[Extracted data entries]
==*==

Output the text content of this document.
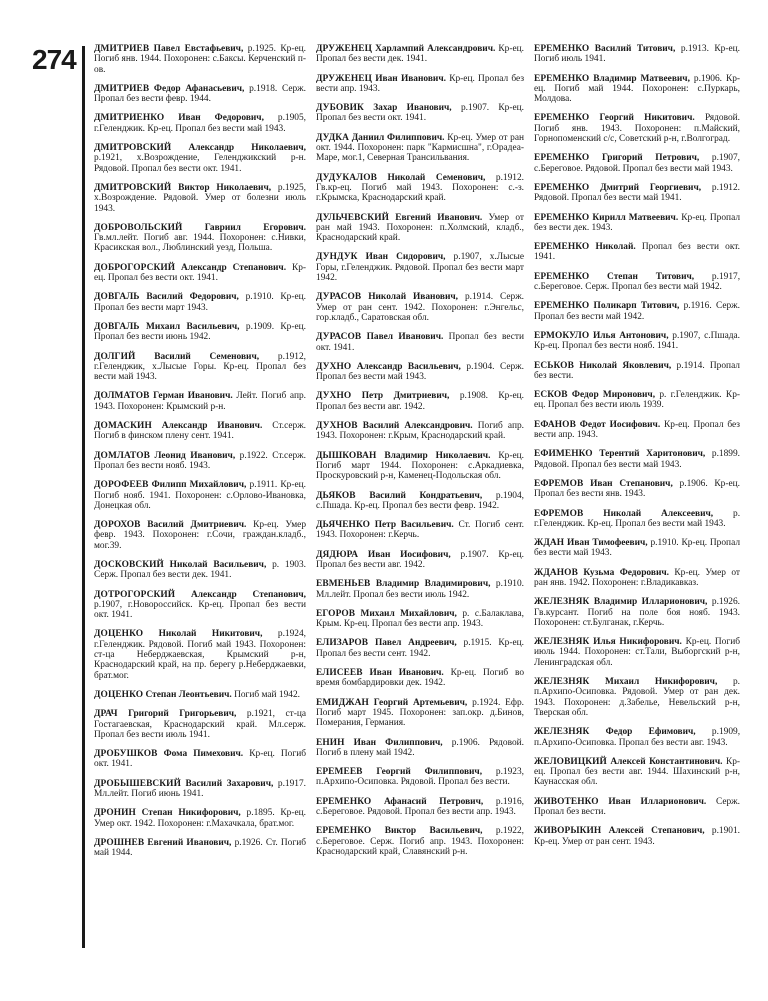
274 ДМИТРИЕВ Павел Евстафьевич, р.1925. Кр-ец. Погиб янв. 1944. Похоронен: с.Баксы. Керченский п-ов.
ДМИТРИЕВ Федор Афанасьевич, р.1918. Серж. Пропал без вести февр. 1944.
ДМИТРИЕНКО Иван Федорович, р.1905, г.Геленджик. Кр-ец. Пропал без вести май 1943.
ДМИТРОВСКИЙ Александр Николаевич, р.1921, х.Возрождение, Геленджикский р-н. Рядовой. Пропал без вести окт. 1941.
ДМИТРОВСКИЙ Виктор Николаевич, р.1925, х.Возрождение. Рядовой. Умер от болезни июль 1943.
ДОБРОВОЛЬСКИЙ Гавриил Егорович. Гв.мл.лейт. Погиб авг. 1944. Похоронен: с.Нивки, Красикская вол., Люблинский уезд, Польша.
ДОБРОГОРСКИЙ Александр Степанович. Кр-ец. Пропал без вести окт. 1941.
ДОВГАЛЬ Василий Федорович, р.1910. Кр-ец. Пропал без вести март 1943.
ДОВГАЛЬ Михаил Васильевич, р.1909. Кр-ец. Пропал без вести июнь 1942.
ДОЛГИЙ Василий Семенович, р.1912, г.Геленджик, х.Лысые Горы. Кр-ец. Пропал без вести май 1943.
ДОЛМАТОВ Герман Иванович. Лейт. Погиб апр. 1943. Похоронен: Крымский р-н.
ДОМАСКИН Александр Иванович. Ст.серж. Погиб в финском плену сент. 1941.
ДОМЛАТОВ Леонид Иванович, р.1922. Ст.серж. Пропал без вести нояб. 1943.
ДОРОФЕЕВ Филипп Михайлович, р.1911. Кр-ец. Погиб нояб. 1941. Похоронен: с.Орлово-Ивановка, Донецкая обл.
ДОРОХОВ Василий Дмитриевич. Кр-ец. Умер февр. 1943. Похоронен: г.Сочи, граждан.кладб., мог.39.
ДОСКОВСКИЙ Николай Васильевич, р. 1903. Серж. Пропал без вести дек. 1941.
ДОТРОГОРСКИЙ Александр Степанович, р.1907, г.Новороссийск. Кр-ец. Пропал без вести окт. 1941.
ДОЦЕНКО Николай Никитович, р.1924, г.Геленджик. Рядовой. Погиб май 1943. Похоронен: ст-ца Неберджаевская, Крымский р-н, Краснодарский край, на пр. берегу р.Неберджаевки, брат.мог.
ДОЦЕНКО Степан Леонтьевич. Погиб май 1942.
ДРАЧ Григорий Григорьевич, р.1921, ст-ца Гостагаевская, Краснодарский край. Мл.серж. Пропал без вести июль 1941.
ДРОБУШКОВ Фома Пимехович. Кр-ец. Погиб окт. 1941.
ДРОБЫШЕВСКИЙ Василий Захарович, р.1917. Мл.лейт. Погиб июнь 1941.
ДРОНИН Степан Никифорович, р.1895. Кр-ец. Умер окт. 1942. Похоронен: г.Махачкала, брат.мог.
ДРОШНЕВ Евгений Иванович, р.1926. Ст. Погиб май 1944.
ДРУЖЕНЕЦ Харлампий Александрович. Кр-ец. Пропал без вести дек. 1941.
ДРУЖЕНЕЦ Иван Иванович. Кр-ец. Пропал без вести апр. 1943.
ДУБОВИК Захар Иванович, р.1907. Кр-ец. Пропал без вести окт. 1941.
ДУДКА Даниил Филиппович. Кр-ец. Умер от ран окт. 1944. Похоронен: парк "Кармисшна", г.Орадеа-Маре, мог.1, Северная Трансильвания.
ДУДУКАЛОВ Николай Семенович, р.1912. Гв.кр-ец. Погиб май 1943. Похоронен: с.-з. г.Крымска, Краснодарский край.
ДУЛЬЧЕВСКИЙ Евгений Иванович. Умер от ран май 1943. Похоронен: п.Холмский, кладб., Краснодарский край.
ДУНДУК Иван Сидорович, р.1907, х.Лысые Горы, г.Геленджик. Рядовой. Пропал без вести март 1942.
ДУРАСОВ Николай Иванович, р.1914. Серж. Умер от ран сент. 1942. Похоронен: г.Энгельс, гор.кладб., Саратовская обл.
ДУРАСОВ Павел Иванович. Пропал без вести окт. 1941.
ДУХНО Александр Васильевич, р.1904. Серж. Пропал без вести май 1943.
ДУХНО Петр Дмитриевич, р.1908. Кр-ец. Пропал без вести авг. 1942.
ДУХНОВ Василий Александрович. Погиб апр. 1943. Похоронен: г.Крым, Краснодарский край.
ДЫШКОВАН Владимир Николаевич. Кр-ец. Погиб март 1944. Похоронен: с.Аркадиевка, Проскуровский р-н, Каменец-Подольская обл.
ДЬЯКОВ Василий Кондратьевич, р.1904, с.Пшада. Кр-ец. Пропал без вести февр. 1942.
ДЬЯЧЕНКО Петр Васильевич. Ст. Погиб сент. 1943. Похоронен: г.Керчь.
ДЯДЮРА Иван Иосифович, р.1907. Кр-ец. Пропал без вести авг. 1942.
ЕВМЕНЬЕВ Владимир Владимирович, р.1910. Мл.лейт. Пропал без вести июль 1942.
ЕГОРОВ Михаил Михайлович, р. с.Балаклава, Крым. Кр-ец. Пропал без вести апр. 1943.
ЕЛИЗАРОВ Павел Андреевич, р.1915. Кр-ец. Пропал без вести сент. 1942.
ЕЛИСЕЕВ Иван Иванович. Кр-ец. Погиб во время бомбардировки дек. 1942.
ЕМИДЖАН Георгий Артемьевич, р.1924. Ефр. Погиб март 1945. Похоронен: зап.окр. д.Бинов, Померания, Германия.
ЕНИН Иван Филиппович, р.1906. Рядовой. Погиб в плену май 1942.
ЕРЕМЕЕВ Георгий Филиппович, р.1923, п.Архипо-Осиповка. Рядовой. Пропал без вести.
ЕРЕМЕНКО Афанасий Петрович, р.1916, с.Береговое. Рядовой. Пропал без вести апр. 1943.
ЕРЕМЕНКО Виктор Васильевич, р.1922, с.Береговое. Серж. Погиб апр. 1943. Похоронен: Краснодарский край, Славянский р-н.
ЕРЕМЕНКО Василий Титович, р.1913. Кр-ец. Погиб июль 1941.
ЕРЕМЕНКО Владимир Матвеевич, р.1906. Кр-ец. Погиб май 1944. Похоронен: с.Пуркарь, Молдова.
ЕРЕМЕНКО Георгий Никитович. Рядовой. Погиб янв. 1943. Похоронен: п.Майский, Горнопоменский с/с, Советский р-н, г.Волгоград.
ЕРЕМЕНКО Григорий Петрович, р.1907, с.Береговое. Рядовой. Пропал без вести май 1943.
ЕРЕМЕНКО Дмитрий Георгиевич, р.1912. Рядовой. Пропал без вести май 1941.
ЕРЕМЕНКО Кирилл Матвеевич. Кр-ец. Пропал без вести дек. 1943.
ЕРЕМЕНКО Николай. Пропал без вести окт. 1941.
ЕРЕМЕНКО Степан Титович, р.1917, с.Береговое. Серж. Пропал без вести май 1942.
ЕРЕМЕНКО Поликарп Титович, р.1916. Серж. Пропал без вести май 1942.
ЕРМОКУЛО Илья Антонович, р.1907, с.Пшада. Кр-ец. Пропал без вести нояб. 1941.
ЕСЬКОВ Николай Яковлевич, р.1914. Пропал без вести.
ЕСКОВ Федор Миронович, р. г.Геленджик. Кр-ец. Пропал без вести июль 1939.
ЕФАНОВ Федот Иосифович. Кр-ец. Пропал без вести апр. 1943.
ЕФИМЕНКО Терентий Харитонович, р.1899. Рядовой. Пропал без вести май 1943.
ЕФРЕМОВ Иван Степанович, р.1906. Кр-ец. Пропал без вести янв. 1943.
ЕФРЕМОВ Николай Алексеевич, р. г.Геленджик. Кр-ец. Пропал без вести май 1943.
ЖДАН Иван Тимофеевич, р.1910. Кр-ец. Пропал без вести май 1943.
ЖДАНОВ Кузьма Федорович. Кр-ец. Умер от ран янв. 1942. Похоронен: г.Владикавказ.
ЖЕЛЕЗНЯК Владимир Илларионович, р.1926. Гв.курсант. Погиб на поле боя нояб. 1943. Похоронен: ст.Булганак, г.Керчь.
ЖЕЛЕЗНЯК Илья Никифорович. Кр-ец. Погиб июль 1944. Похоронен: ст.Тали, Выборгский р-н, Ленинградская обл.
ЖЕЛЕЗНЯК Михаил Никифорович, р. п.Архипо-Осиповка. Рядовой. Умер от ран дек. 1943. Похоронен: д.Забелье, Невельский р-н, Тверская обл.
ЖЕЛЕЗНЯК Федор Ефимович, р.1909, п.Архипо-Осиповка. Пропал без вести авг. 1943.
ЖЕЛОВИЦКИЙ Алексей Константинович. Кр-ец. Пропал без вести авг. 1944. Шахинский р-н, Каунасская обл.
ЖИВОТЕНКО Иван Илларионович. Серж. Пропал без вести.
ЖИВОРЫКИН Алексей Степанович, р.1901. Кр-ец. Умер от ран сент. 1943.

==*==

Work to complete => Lines holding the word "ДУРАСОВ" should be counted across the entries; state only how many there are.

Output of the task => 2